» **WHAT YOU NEED TO DO**
Your copy of the material must match it exactly, except that pictures are dropped.

» **Records from a data collection**
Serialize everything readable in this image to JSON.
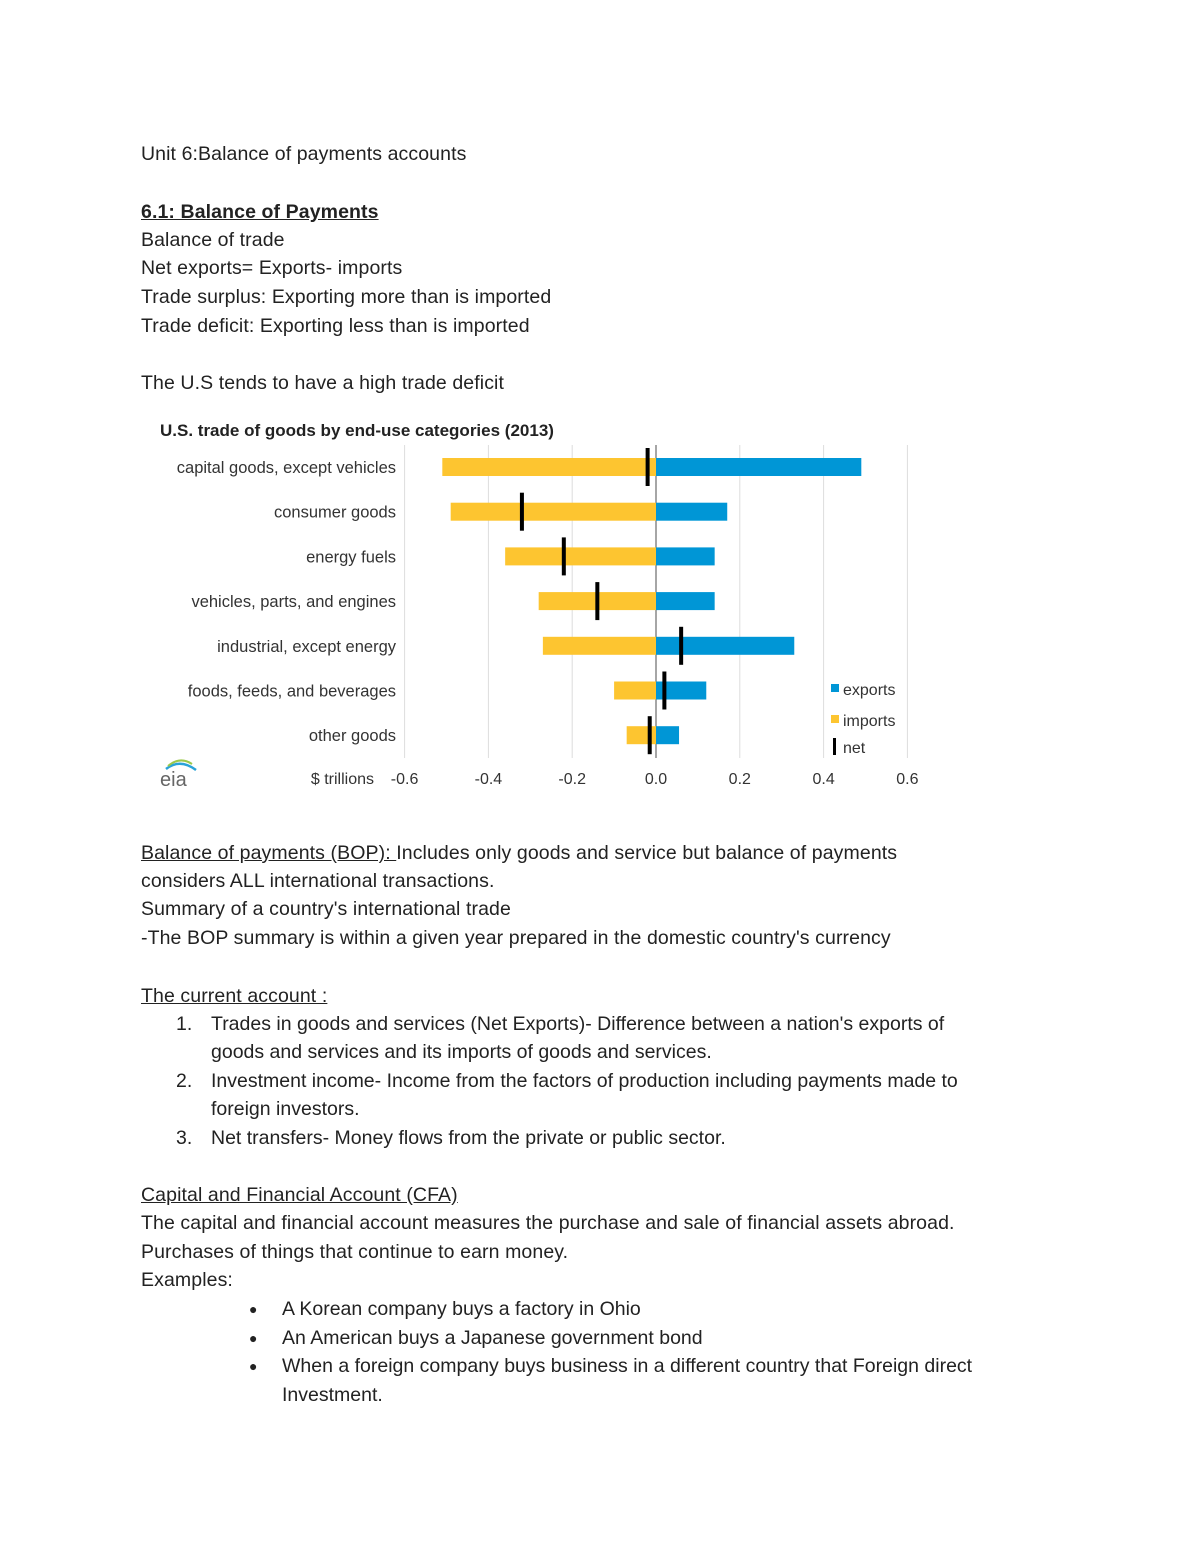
{
  "heading": "Unit 6:Balance of payments accounts",
  "section1": {
    "title": "6.1: Balance of Payments",
    "lines": [
      "Balance of trade",
      "Net exports= Exports- imports",
      "Trade surplus: Exporting more than is imported",
      "Trade deficit: Exporting less than is imported"
    ],
    "note": "The U.S tends to have a high trade deficit"
  },
  "chart_data": {
    "type": "bar",
    "orientation": "horizontal",
    "title": "U.S. trade of goods by end-use categories (2013)",
    "xlabel": "$ trillions",
    "xlim": [
      -0.6,
      0.6
    ],
    "xticks": [
      "-0.6",
      "-0.4",
      "-0.2",
      "0.0",
      "0.2",
      "0.4",
      "0.6"
    ],
    "grid": true,
    "legend_position": "bottom-right",
    "logo": "eia",
    "categories": [
      "capital goods, except vehicles",
      "consumer goods",
      "energy fuels",
      "vehicles, parts, and engines",
      "industrial, except energy",
      "foods, feeds, and beverages",
      "other goods"
    ],
    "series": [
      {
        "name": "exports",
        "color": "#0096d6",
        "values": [
          0.49,
          0.17,
          0.14,
          0.14,
          0.33,
          0.12,
          0.055
        ]
      },
      {
        "name": "imports",
        "color": "#fdc530",
        "values": [
          -0.51,
          -0.49,
          -0.36,
          -0.28,
          -0.27,
          -0.1,
          -0.07
        ]
      },
      {
        "name": "net",
        "color": "#000000",
        "values": [
          -0.02,
          -0.32,
          -0.22,
          -0.14,
          0.06,
          0.02,
          -0.015
        ]
      }
    ]
  },
  "bop": {
    "title": "Balance of payments (BOP): ",
    "line1_rest": "Includes only goods and service but balance of payments",
    "lines": [
      "considers ALL international transactions.",
      "Summary of a country's international trade",
      "-The BOP summary is within a given year prepared in the domestic country's currency"
    ]
  },
  "current": {
    "title": "The current account :",
    "items": [
      {
        "num": "1.",
        "lines": [
          "Trades in goods and services (Net Exports)- Difference between a nation's exports of",
          "goods and services and its imports of goods and services."
        ]
      },
      {
        "num": "2.",
        "lines": [
          "Investment income- Income from the factors of production including payments made to",
          "foreign investors."
        ]
      },
      {
        "num": "3.",
        "lines": [
          "Net transfers- Money flows from the private or public sector."
        ]
      }
    ]
  },
  "cfa": {
    "title": "Capital and Financial Account (CFA)",
    "lines": [
      "The capital and financial account measures the purchase and sale of financial assets abroad.",
      "Purchases of things that continue to earn money.",
      "Examples:"
    ],
    "bullets": [
      [
        "A Korean company buys a factory in Ohio"
      ],
      [
        "An American buys a Japanese government bond"
      ],
      [
        "When a foreign company buys business in a different country that Foreign direct",
        "Investment."
      ]
    ]
  }
}
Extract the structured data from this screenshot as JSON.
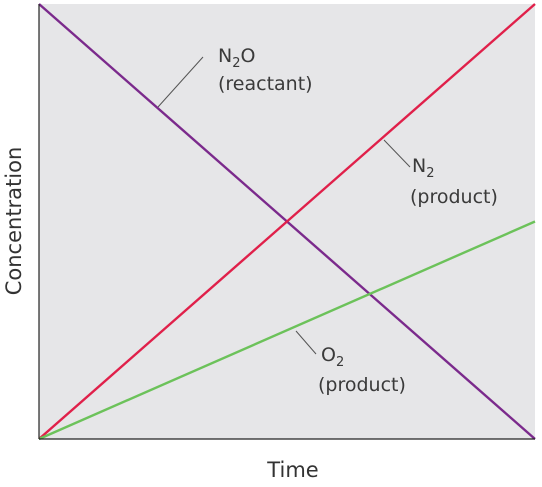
{
  "chart_data": {
    "type": "line",
    "xlabel": "Time",
    "ylabel": "Concentration",
    "xlim": [
      0,
      1
    ],
    "ylim": [
      0,
      1
    ],
    "grid": false,
    "legend": "none",
    "background": "#e6e6e8",
    "series": [
      {
        "name": "N2O (reactant)",
        "color": "#7b2a8c",
        "x": [
          0,
          1
        ],
        "y": [
          1,
          0
        ],
        "label": {
          "formula_main": "N",
          "formula_sub": "2",
          "formula_tail": "O",
          "role": "(reactant)"
        }
      },
      {
        "name": "N2 (product)",
        "color": "#e0204a",
        "x": [
          0,
          1
        ],
        "y": [
          0,
          1
        ],
        "label": {
          "formula_main": "N",
          "formula_sub": "2",
          "formula_tail": "",
          "role": "(product)"
        }
      },
      {
        "name": "O2 (product)",
        "color": "#6cc25a",
        "x": [
          0,
          1
        ],
        "y": [
          0,
          0.5
        ],
        "label": {
          "formula_main": "O",
          "formula_sub": "2",
          "formula_tail": "",
          "role": "(product)"
        }
      }
    ]
  }
}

» **COMPLETE ANSWER**
Serialize everything readable in this image to JSON.
{
  "heading": "Unit 6:Balance of payments accounts",
  "section1": {
    "title": "6.1: Balance of Payments",
    "lines": [
      "Balance of trade",
      "Net exports= Exports- imports",
      "Trade surplus: Exporting more than is imported",
      "Trade deficit: Exporting less than is imported"
    ],
    "note": "The U.S tends to have a high trade deficit"
  },
  "chart_data": {
    "type": "bar",
    "orientation": "horizontal",
    "title": "U.S. trade of goods by end-use categories (2013)",
    "xlabel": "$ trillions",
    "xlim": [
      -0.6,
      0.6
    ],
    "xticks": [
      "-0.6",
      "-0.4",
      "-0.2",
      "0.0",
      "0.2",
      "0.4",
      "0.6"
    ],
    "grid": true,
    "legend_position": "bottom-right",
    "logo": "eia",
    "categories": [
      "capital goods, except vehicles",
      "consumer goods",
      "energy fuels",
      "vehicles, parts, and engines",
      "industrial, except energy",
      "foods, feeds, and beverages",
      "other goods"
    ],
    "series": [
      {
        "name": "exports",
        "color": "#0096d6",
        "values": [
          0.49,
          0.17,
          0.14,
          0.14,
          0.33,
          0.12,
          0.055
        ]
      },
      {
        "name": "imports",
        "color": "#fdc530",
        "values": [
          -0.51,
          -0.49,
          -0.36,
          -0.28,
          -0.27,
          -0.1,
          -0.07
        ]
      },
      {
        "name": "net",
        "color": "#000000",
        "values": [
          -0.02,
          -0.32,
          -0.22,
          -0.14,
          0.06,
          0.02,
          -0.015
        ]
      }
    ]
  },
  "bop": {
    "title": "Balance of payments (BOP): ",
    "line1_rest": "Includes only goods and service but balance of payments",
    "lines": [
      "considers ALL international transactions.",
      "Summary of a country's international trade",
      "-The BOP summary is within a given year prepared in the domestic country's currency"
    ]
  },
  "current": {
    "title": "The current account :",
    "items": [
      {
        "num": "1.",
        "lines": [
          "Trades in goods and services (Net Exports)- Difference between a nation's exports of",
          "goods and services and its imports of goods and services."
        ]
      },
      {
        "num": "2.",
        "lines": [
          "Investment income- Income from the factors of production including payments made to",
          "foreign investors."
        ]
      },
      {
        "num": "3.",
        "lines": [
          "Net transfers- Money flows from the private or public sector."
        ]
      }
    ]
  },
  "cfa": {
    "title": "Capital and Financial Account (CFA)",
    "lines": [
      "The capital and financial account measures the purchase and sale of financial assets abroad.",
      "Purchases of things that continue to earn money.",
      "Examples:"
    ],
    "bullets": [
      [
        "A Korean company buys a factory in Ohio"
      ],
      [
        "An American buys a Japanese government bond"
      ],
      [
        "When a foreign company buys business in a different country that Foreign direct",
        "Investment."
      ]
    ]
  }
}
Extract the structured data from this screenshot as JSON.
{
  "chart_data": {
    "type": "line",
    "xlabel": "Time",
    "ylabel": "Concentration",
    "xlim": [
      0,
      1
    ],
    "ylim": [
      0,
      1
    ],
    "grid": false,
    "legend": "none",
    "background": "#e6e6e8",
    "series": [
      {
        "name": "N2O (reactant)",
        "color": "#7b2a8c",
        "x": [
          0,
          1
        ],
        "y": [
          1,
          0
        ],
        "label": {
          "formula_main": "N",
          "formula_sub": "2",
          "formula_tail": "O",
          "role": "(reactant)"
        }
      },
      {
        "name": "N2 (product)",
        "color": "#e0204a",
        "x": [
          0,
          1
        ],
        "y": [
          0,
          1
        ],
        "label": {
          "formula_main": "N",
          "formula_sub": "2",
          "formula_tail": "",
          "role": "(product)"
        }
      },
      {
        "name": "O2 (product)",
        "color": "#6cc25a",
        "x": [
          0,
          1
        ],
        "y": [
          0,
          0.5
        ],
        "label": {
          "formula_main": "O",
          "formula_sub": "2",
          "formula_tail": "",
          "role": "(product)"
        }
      }
    ]
  }
}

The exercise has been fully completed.